===== DATA ROWS

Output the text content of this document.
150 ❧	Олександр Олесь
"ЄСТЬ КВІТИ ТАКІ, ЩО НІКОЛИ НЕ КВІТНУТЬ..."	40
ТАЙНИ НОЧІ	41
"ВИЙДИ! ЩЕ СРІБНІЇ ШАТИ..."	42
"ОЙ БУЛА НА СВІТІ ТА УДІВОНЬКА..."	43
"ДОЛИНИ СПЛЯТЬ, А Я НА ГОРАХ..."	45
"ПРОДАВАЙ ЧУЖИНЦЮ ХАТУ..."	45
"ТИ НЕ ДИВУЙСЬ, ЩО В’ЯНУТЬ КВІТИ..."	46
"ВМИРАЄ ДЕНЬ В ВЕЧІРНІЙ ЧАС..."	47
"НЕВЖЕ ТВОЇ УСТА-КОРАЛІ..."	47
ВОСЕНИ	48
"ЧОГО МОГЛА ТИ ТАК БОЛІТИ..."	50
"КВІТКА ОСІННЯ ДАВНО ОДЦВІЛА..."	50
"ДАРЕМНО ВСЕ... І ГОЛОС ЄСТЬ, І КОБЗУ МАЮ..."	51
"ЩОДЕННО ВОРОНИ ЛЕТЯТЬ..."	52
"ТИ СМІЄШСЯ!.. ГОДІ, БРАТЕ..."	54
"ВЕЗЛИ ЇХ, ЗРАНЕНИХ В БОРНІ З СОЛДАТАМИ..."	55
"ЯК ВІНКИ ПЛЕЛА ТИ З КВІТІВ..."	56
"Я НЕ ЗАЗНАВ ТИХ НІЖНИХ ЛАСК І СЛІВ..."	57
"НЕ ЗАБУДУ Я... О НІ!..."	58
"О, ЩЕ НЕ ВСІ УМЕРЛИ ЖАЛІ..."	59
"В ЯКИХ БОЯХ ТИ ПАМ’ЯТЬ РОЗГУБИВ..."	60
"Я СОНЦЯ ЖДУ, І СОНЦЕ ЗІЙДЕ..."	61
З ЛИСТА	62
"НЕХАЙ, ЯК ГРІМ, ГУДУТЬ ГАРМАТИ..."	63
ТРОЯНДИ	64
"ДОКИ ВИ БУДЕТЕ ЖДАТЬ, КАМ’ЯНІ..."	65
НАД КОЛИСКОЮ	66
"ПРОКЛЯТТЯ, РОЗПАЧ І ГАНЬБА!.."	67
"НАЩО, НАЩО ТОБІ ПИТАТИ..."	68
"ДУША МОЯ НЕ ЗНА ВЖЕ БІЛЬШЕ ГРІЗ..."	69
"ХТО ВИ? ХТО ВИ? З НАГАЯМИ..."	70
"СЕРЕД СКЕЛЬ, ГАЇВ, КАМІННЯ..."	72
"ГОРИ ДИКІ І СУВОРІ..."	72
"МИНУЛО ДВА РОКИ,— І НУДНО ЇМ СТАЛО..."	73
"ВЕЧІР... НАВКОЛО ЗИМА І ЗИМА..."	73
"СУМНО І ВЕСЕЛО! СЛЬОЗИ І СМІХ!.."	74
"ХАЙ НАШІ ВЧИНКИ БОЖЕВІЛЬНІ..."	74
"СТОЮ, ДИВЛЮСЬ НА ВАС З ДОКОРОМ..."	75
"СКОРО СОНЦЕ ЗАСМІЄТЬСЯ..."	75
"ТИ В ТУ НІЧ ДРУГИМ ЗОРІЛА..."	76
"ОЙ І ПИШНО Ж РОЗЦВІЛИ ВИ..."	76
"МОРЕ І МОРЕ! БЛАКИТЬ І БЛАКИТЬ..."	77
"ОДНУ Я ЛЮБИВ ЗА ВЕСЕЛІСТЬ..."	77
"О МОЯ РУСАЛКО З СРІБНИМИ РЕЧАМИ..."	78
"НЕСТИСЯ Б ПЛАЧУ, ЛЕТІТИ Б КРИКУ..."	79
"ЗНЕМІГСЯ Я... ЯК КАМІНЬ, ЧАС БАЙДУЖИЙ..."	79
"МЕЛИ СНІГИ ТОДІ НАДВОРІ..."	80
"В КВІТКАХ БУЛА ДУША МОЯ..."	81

==========

Tally up the lines in the records containing the word "ДУША", then give the count and nothing else.

2